▶ Work to complete
Identify the lines that contain the word "landscape" and copy each one.

▶ Material provided
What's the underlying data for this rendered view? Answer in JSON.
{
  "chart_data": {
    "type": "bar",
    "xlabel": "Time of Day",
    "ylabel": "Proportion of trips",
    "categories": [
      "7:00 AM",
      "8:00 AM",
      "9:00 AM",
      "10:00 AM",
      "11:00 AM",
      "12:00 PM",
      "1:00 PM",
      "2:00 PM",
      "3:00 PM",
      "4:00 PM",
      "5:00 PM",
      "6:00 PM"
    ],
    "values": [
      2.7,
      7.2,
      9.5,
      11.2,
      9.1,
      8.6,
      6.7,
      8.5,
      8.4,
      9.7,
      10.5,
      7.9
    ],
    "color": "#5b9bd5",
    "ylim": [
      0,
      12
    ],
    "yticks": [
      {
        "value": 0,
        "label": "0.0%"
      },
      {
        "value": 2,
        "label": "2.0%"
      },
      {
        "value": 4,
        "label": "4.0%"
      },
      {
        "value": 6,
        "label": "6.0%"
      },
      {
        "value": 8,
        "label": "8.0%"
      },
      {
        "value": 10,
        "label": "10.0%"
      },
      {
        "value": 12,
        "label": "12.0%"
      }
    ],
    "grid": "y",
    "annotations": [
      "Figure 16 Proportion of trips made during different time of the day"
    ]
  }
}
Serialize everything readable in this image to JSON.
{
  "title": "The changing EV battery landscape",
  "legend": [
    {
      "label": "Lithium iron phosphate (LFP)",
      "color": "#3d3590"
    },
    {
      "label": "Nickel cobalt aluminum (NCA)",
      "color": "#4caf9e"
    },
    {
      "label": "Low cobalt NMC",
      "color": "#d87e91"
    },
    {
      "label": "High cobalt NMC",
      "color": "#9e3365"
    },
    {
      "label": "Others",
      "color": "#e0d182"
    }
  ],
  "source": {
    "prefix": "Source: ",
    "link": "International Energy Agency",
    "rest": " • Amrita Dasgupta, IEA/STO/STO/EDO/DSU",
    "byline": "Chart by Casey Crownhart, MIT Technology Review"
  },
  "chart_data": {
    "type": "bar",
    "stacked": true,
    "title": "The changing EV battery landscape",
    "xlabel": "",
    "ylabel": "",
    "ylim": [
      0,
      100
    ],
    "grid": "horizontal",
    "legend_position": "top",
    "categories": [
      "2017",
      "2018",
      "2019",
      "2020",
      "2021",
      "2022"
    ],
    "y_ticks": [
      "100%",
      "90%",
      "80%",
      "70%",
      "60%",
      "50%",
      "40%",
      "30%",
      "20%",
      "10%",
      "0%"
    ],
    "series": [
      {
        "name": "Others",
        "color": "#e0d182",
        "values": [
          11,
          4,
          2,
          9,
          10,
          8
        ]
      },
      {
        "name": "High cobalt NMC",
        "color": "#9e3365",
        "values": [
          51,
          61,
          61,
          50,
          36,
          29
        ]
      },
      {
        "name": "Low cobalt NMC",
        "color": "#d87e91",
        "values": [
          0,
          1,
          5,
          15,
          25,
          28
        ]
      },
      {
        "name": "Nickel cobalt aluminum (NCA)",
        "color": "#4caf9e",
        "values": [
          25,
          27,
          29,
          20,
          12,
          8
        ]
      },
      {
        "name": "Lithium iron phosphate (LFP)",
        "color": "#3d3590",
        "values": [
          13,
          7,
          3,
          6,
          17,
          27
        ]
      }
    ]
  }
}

...

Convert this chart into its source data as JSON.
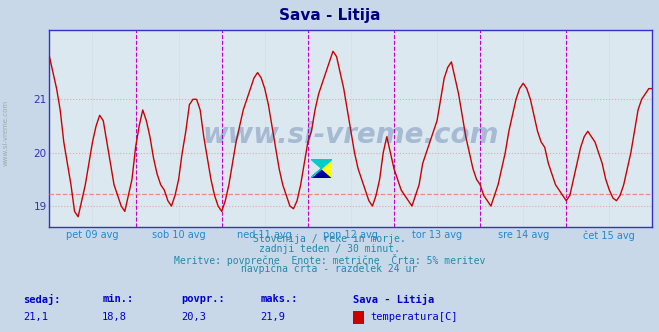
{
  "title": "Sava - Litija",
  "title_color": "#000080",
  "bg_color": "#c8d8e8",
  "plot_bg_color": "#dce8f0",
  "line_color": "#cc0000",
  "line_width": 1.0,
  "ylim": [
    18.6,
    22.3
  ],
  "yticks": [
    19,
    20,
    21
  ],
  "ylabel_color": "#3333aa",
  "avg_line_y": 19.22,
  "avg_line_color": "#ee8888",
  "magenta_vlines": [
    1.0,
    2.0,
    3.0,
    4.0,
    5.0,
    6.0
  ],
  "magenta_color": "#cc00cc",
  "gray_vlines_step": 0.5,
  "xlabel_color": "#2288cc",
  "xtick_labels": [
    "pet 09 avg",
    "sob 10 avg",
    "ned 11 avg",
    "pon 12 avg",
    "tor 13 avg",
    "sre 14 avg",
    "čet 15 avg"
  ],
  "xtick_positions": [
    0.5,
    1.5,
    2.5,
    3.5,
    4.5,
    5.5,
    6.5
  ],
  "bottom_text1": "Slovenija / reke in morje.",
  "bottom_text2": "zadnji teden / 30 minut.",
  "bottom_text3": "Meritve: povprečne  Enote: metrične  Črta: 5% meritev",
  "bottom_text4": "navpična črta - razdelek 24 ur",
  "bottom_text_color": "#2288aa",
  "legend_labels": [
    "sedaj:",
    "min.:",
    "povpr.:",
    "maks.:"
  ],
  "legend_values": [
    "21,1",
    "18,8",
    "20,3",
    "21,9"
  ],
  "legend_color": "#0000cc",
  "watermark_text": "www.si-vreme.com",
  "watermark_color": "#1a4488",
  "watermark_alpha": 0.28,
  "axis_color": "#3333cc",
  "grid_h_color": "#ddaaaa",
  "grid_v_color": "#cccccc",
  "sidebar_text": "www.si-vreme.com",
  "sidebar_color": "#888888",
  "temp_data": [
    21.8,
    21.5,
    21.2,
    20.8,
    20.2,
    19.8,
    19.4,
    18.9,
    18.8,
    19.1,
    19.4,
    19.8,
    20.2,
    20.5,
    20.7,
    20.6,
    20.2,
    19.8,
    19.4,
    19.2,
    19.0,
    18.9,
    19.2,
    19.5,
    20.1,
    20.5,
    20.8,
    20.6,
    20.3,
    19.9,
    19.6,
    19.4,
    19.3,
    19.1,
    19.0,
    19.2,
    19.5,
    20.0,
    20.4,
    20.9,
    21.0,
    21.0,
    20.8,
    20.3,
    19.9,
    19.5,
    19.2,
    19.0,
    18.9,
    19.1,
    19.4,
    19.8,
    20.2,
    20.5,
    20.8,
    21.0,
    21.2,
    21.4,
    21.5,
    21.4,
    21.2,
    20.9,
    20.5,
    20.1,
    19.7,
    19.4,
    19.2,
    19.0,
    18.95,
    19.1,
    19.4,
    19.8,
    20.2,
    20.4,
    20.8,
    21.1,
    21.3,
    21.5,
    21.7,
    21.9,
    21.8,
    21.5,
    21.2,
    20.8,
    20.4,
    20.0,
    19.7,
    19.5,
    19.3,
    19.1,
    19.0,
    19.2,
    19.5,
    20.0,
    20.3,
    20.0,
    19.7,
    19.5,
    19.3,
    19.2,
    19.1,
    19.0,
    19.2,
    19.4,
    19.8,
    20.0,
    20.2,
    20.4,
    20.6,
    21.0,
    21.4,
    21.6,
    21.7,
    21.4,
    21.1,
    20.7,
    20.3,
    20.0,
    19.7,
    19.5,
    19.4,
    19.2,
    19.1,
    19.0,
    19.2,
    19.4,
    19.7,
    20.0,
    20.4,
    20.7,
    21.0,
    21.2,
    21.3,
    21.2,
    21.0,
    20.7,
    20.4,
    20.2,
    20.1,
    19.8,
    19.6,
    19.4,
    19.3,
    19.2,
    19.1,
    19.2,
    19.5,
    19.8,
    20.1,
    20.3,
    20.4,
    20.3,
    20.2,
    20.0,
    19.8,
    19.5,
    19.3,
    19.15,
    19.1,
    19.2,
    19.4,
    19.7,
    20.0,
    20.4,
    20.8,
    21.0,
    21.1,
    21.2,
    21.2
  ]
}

--

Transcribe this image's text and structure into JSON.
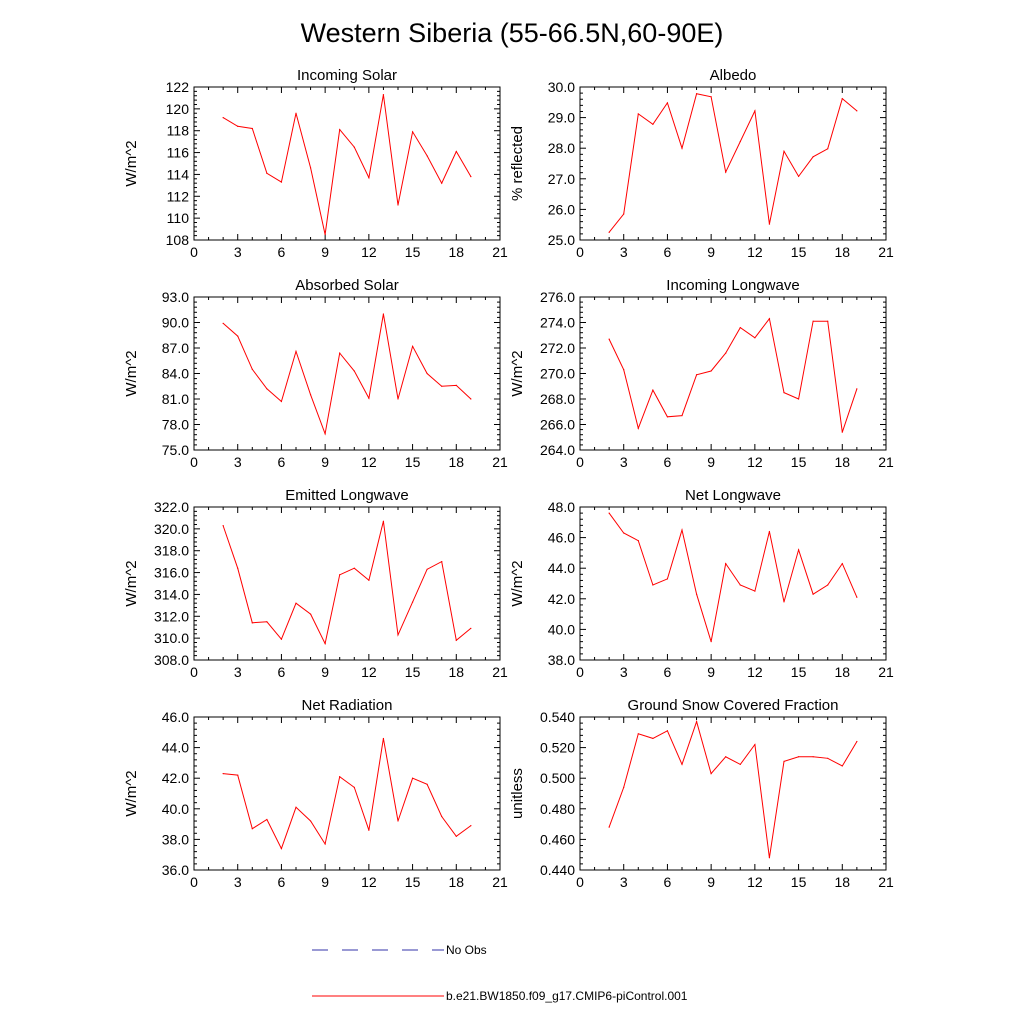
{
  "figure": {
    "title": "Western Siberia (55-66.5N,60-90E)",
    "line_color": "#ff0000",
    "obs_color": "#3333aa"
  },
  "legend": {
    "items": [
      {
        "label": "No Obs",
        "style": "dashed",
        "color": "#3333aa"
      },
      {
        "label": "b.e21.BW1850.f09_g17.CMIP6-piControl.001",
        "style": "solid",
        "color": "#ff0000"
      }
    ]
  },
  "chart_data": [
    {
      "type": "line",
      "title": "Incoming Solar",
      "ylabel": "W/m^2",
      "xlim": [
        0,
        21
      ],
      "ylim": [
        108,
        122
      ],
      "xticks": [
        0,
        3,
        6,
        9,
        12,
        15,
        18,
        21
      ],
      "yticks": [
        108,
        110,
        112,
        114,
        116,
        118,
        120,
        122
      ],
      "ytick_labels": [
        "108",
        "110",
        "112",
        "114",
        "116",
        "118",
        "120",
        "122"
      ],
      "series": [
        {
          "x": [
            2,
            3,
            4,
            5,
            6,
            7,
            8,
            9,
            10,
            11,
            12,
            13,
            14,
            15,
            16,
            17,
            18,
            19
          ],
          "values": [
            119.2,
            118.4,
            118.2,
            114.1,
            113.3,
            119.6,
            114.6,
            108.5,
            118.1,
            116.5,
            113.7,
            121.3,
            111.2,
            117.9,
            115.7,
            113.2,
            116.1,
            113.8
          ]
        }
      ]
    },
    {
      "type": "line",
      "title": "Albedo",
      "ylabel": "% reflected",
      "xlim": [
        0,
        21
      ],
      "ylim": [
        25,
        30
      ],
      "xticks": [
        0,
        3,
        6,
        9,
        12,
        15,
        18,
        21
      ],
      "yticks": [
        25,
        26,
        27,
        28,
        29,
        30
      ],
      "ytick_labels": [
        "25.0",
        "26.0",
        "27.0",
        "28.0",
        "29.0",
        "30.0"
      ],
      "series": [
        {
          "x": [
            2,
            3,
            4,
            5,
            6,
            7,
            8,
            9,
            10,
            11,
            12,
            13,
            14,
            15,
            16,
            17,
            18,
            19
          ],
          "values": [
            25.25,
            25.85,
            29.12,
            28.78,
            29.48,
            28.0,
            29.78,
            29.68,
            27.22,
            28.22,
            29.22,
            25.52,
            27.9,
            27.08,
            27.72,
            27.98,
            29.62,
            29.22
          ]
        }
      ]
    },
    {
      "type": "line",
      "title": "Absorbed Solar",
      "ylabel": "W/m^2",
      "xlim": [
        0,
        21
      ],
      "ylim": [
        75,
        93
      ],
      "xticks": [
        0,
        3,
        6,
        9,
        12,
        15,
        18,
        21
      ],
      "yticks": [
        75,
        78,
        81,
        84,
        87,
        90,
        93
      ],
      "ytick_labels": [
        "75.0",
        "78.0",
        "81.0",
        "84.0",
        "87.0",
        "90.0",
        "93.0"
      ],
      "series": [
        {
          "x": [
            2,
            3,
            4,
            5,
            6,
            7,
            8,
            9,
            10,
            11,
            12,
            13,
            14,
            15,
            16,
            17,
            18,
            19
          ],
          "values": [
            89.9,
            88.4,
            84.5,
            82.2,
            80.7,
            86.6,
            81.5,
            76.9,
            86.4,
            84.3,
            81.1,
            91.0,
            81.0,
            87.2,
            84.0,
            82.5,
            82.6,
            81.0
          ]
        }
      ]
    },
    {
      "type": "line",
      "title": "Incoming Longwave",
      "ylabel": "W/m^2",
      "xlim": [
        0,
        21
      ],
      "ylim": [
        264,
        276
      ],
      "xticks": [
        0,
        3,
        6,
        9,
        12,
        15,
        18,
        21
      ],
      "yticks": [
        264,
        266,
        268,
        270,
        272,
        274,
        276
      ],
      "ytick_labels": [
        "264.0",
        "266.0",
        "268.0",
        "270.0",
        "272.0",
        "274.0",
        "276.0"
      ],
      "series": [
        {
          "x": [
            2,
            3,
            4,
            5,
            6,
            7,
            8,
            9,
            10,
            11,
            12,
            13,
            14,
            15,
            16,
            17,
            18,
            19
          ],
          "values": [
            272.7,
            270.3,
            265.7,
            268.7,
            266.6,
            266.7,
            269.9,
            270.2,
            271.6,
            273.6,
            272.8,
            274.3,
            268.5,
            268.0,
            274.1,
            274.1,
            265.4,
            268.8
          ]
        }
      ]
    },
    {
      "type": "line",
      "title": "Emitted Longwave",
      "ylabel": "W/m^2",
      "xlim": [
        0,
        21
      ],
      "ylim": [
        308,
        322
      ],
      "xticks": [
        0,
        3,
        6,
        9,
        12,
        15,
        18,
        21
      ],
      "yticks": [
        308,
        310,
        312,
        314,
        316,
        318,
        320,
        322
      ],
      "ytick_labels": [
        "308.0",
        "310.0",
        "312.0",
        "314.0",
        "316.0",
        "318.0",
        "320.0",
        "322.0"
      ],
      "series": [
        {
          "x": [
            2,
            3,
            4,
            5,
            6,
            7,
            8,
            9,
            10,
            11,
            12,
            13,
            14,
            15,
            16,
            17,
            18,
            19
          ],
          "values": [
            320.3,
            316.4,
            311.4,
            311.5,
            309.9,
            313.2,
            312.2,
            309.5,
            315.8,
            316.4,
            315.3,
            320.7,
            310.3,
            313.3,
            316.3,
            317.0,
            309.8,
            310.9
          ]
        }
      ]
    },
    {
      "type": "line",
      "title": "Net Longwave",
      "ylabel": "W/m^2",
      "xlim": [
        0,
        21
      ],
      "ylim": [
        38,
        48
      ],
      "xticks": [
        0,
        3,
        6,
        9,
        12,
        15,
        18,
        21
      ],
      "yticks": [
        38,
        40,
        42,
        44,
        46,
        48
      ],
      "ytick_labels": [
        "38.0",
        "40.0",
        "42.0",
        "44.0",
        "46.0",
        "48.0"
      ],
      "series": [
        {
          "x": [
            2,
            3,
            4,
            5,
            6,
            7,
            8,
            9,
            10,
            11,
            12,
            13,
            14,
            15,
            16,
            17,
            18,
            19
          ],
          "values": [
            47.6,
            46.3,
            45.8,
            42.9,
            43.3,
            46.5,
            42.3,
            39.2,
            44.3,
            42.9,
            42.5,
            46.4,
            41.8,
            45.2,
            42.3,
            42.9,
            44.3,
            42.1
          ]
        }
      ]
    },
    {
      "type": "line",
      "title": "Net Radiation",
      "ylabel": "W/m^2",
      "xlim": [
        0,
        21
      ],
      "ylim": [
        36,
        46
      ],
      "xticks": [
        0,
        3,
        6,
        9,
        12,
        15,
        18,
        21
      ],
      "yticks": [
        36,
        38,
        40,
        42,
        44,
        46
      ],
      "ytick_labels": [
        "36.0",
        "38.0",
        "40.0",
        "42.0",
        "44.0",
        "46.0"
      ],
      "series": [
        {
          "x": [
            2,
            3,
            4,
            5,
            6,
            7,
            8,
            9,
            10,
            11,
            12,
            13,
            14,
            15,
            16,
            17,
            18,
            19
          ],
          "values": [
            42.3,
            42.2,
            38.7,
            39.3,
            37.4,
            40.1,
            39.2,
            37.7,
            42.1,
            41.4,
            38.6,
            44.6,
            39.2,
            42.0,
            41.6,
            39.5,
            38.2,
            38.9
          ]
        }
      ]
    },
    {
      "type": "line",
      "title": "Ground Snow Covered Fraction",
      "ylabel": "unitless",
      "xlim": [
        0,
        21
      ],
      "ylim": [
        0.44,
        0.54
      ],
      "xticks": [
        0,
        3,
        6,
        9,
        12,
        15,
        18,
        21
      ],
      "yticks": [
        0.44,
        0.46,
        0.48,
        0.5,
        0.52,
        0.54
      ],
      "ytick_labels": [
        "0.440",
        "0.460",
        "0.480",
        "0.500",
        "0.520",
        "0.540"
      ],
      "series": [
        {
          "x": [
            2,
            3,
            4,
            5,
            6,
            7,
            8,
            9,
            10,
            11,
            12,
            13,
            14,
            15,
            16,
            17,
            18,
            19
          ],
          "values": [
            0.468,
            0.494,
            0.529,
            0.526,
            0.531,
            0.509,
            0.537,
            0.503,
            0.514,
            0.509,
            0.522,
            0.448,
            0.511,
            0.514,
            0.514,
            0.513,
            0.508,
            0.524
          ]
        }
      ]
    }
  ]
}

▶ Final answer
  "title": "The changing EV battery landscape",
    "title": "The changing EV battery landscape",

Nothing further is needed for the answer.